Given data:
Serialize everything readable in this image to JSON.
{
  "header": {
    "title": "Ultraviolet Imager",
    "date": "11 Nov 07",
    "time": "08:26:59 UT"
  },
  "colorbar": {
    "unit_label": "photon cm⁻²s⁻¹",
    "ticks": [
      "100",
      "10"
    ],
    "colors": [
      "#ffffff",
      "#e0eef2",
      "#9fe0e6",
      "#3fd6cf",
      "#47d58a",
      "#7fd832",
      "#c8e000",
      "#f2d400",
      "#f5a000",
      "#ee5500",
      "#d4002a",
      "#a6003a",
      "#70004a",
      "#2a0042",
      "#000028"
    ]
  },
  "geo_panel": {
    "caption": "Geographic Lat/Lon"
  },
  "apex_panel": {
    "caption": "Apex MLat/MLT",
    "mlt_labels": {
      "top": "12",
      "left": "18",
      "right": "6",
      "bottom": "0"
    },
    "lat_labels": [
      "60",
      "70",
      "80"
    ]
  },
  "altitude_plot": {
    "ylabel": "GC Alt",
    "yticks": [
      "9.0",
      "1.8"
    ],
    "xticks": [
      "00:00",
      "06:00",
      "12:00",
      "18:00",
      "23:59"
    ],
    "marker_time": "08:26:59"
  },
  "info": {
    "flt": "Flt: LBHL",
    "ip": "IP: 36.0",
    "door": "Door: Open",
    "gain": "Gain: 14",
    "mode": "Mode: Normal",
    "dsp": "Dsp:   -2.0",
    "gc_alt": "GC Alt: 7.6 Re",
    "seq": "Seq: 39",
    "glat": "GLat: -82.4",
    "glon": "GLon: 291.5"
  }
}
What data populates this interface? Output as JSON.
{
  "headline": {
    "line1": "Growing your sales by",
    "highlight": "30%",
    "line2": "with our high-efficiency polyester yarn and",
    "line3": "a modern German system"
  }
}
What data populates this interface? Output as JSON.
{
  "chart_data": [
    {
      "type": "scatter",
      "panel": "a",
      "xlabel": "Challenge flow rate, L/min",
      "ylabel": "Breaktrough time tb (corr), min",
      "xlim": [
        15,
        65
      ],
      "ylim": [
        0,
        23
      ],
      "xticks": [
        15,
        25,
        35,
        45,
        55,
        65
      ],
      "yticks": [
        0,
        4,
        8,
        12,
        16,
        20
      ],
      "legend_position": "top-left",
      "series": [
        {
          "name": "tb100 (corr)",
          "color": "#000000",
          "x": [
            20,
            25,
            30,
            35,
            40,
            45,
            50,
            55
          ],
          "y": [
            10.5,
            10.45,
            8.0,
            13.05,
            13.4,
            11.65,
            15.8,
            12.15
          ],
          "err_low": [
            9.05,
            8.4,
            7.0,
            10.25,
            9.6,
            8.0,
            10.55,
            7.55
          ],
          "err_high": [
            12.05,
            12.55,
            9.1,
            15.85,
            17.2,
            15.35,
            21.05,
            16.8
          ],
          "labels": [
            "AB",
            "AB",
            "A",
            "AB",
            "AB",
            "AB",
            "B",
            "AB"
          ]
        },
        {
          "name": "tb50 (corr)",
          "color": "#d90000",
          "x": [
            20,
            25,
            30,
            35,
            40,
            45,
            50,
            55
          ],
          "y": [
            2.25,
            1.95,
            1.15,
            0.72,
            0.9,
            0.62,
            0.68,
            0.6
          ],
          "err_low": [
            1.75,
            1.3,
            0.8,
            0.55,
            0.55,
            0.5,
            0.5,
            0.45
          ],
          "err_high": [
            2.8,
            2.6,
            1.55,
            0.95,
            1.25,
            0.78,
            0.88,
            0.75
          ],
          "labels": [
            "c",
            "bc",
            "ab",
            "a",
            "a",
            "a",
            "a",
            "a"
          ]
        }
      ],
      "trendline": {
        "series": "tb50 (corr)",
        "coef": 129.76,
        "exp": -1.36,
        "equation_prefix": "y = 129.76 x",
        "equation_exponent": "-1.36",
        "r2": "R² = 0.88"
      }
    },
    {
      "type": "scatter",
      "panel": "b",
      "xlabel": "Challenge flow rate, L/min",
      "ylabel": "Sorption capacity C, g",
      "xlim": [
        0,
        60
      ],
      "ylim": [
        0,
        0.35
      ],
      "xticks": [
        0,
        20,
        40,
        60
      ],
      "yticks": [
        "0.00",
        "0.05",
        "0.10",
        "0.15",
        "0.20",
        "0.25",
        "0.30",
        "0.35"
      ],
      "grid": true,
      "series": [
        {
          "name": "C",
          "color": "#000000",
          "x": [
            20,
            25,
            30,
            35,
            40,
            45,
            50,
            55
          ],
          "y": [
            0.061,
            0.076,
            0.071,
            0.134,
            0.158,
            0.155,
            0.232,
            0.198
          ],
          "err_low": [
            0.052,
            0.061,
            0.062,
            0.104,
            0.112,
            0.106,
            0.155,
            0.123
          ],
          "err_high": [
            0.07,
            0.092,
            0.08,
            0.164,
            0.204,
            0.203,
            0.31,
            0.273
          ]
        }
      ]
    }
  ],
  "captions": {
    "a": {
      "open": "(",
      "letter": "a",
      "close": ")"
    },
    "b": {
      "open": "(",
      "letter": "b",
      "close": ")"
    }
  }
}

Goal:
All of the material above needs to be retyped word for word.

Exercise response:
Serialize everything readable in this image to JSON.
{
  "header": {
    "title": "Ultraviolet Imager",
    "date": "11 Nov 07",
    "time": "08:26:59 UT"
  },
  "colorbar": {
    "unit_label": "photon cm⁻²s⁻¹",
    "ticks": [
      "100",
      "10"
    ],
    "colors": [
      "#ffffff",
      "#e0eef2",
      "#9fe0e6",
      "#3fd6cf",
      "#47d58a",
      "#7fd832",
      "#c8e000",
      "#f2d400",
      "#f5a000",
      "#ee5500",
      "#d4002a",
      "#a6003a",
      "#70004a",
      "#2a0042",
      "#000028"
    ]
  },
  "geo_panel": {
    "caption": "Geographic Lat/Lon"
  },
  "apex_panel": {
    "caption": "Apex MLat/MLT",
    "mlt_labels": {
      "top": "12",
      "left": "18",
      "right": "6",
      "bottom": "0"
    },
    "lat_labels": [
      "60",
      "70",
      "80"
    ]
  },
  "altitude_plot": {
    "ylabel": "GC Alt",
    "yticks": [
      "9.0",
      "1.8"
    ],
    "xticks": [
      "00:00",
      "06:00",
      "12:00",
      "18:00",
      "23:59"
    ],
    "marker_time": "08:26:59"
  },
  "info": {
    "flt": "Flt: LBHL",
    "ip": "IP: 36.0",
    "door": "Door: Open",
    "gain": "Gain: 14",
    "mode": "Mode: Normal",
    "dsp": "Dsp:   -2.0",
    "gc_alt": "GC Alt: 7.6 Re",
    "seq": "Seq: 39",
    "glat": "GLat: -82.4",
    "glon": "GLon: 291.5"
  }
}
What data populates this interface? Output as JSON.
{
  "headline": {
    "line1": "Growing your sales by",
    "highlight": "30%",
    "line2": "with our high-efficiency polyester yarn and",
    "line3": "a modern German system"
  }
}
What data populates this interface? Output as JSON.
{
  "chart_data": [
    {
      "type": "scatter",
      "panel": "a",
      "xlabel": "Challenge flow rate, L/min",
      "ylabel": "Breaktrough time tb (corr), min",
      "xlim": [
        15,
        65
      ],
      "ylim": [
        0,
        23
      ],
      "xticks": [
        15,
        25,
        35,
        45,
        55,
        65
      ],
      "yticks": [
        0,
        4,
        8,
        12,
        16,
        20
      ],
      "legend_position": "top-left",
      "series": [
        {
          "name": "tb100 (corr)",
          "color": "#000000",
          "x": [
            20,
            25,
            30,
            35,
            40,
            45,
            50,
            55
          ],
          "y": [
            10.5,
            10.45,
            8.0,
            13.05,
            13.4,
            11.65,
            15.8,
            12.15
          ],
          "err_low": [
            9.05,
            8.4,
            7.0,
            10.25,
            9.6,
            8.0,
            10.55,
            7.55
          ],
          "err_high": [
            12.05,
            12.55,
            9.1,
            15.85,
            17.2,
            15.35,
            21.05,
            16.8
          ],
          "labels": [
            "AB",
            "AB",
            "A",
            "AB",
            "AB",
            "AB",
            "B",
            "AB"
          ]
        },
        {
          "name": "tb50 (corr)",
          "color": "#d90000",
          "x": [
            20,
            25,
            30,
            35,
            40,
            45,
            50,
            55
          ],
          "y": [
            2.25,
            1.95,
            1.15,
            0.72,
            0.9,
            0.62,
            0.68,
            0.6
          ],
          "err_low": [
            1.75,
            1.3,
            0.8,
            0.55,
            0.55,
            0.5,
            0.5,
            0.45
          ],
          "err_high": [
            2.8,
            2.6,
            1.55,
            0.95,
            1.25,
            0.78,
            0.88,
            0.75
          ],
          "labels": [
            "c",
            "bc",
            "ab",
            "a",
            "a",
            "a",
            "a",
            "a"
          ]
        }
      ],
      "trendline": {
        "series": "tb50 (corr)",
        "coef": 129.76,
        "exp": -1.36,
        "equation_prefix": "y = 129.76 x",
        "equation_exponent": "-1.36",
        "r2": "R² = 0.88"
      }
    },
    {
      "type": "scatter",
      "panel": "b",
      "xlabel": "Challenge flow rate, L/min",
      "ylabel": "Sorption capacity C, g",
      "xlim": [
        0,
        60
      ],
      "ylim": [
        0,
        0.35
      ],
      "xticks": [
        0,
        20,
        40,
        60
      ],
      "yticks": [
        "0.00",
        "0.05",
        "0.10",
        "0.15",
        "0.20",
        "0.25",
        "0.30",
        "0.35"
      ],
      "grid": true,
      "series": [
        {
          "name": "C",
          "color": "#000000",
          "x": [
            20,
            25,
            30,
            35,
            40,
            45,
            50,
            55
          ],
          "y": [
            0.061,
            0.076,
            0.071,
            0.134,
            0.158,
            0.155,
            0.232,
            0.198
          ],
          "err_low": [
            0.052,
            0.061,
            0.062,
            0.104,
            0.112,
            0.106,
            0.155,
            0.123
          ],
          "err_high": [
            0.07,
            0.092,
            0.08,
            0.164,
            0.204,
            0.203,
            0.31,
            0.273
          ]
        }
      ]
    }
  ],
  "captions": {
    "a": {
      "open": "(",
      "letter": "a",
      "close": ")"
    },
    "b": {
      "open": "(",
      "letter": "b",
      "close": ")"
    }
  }
}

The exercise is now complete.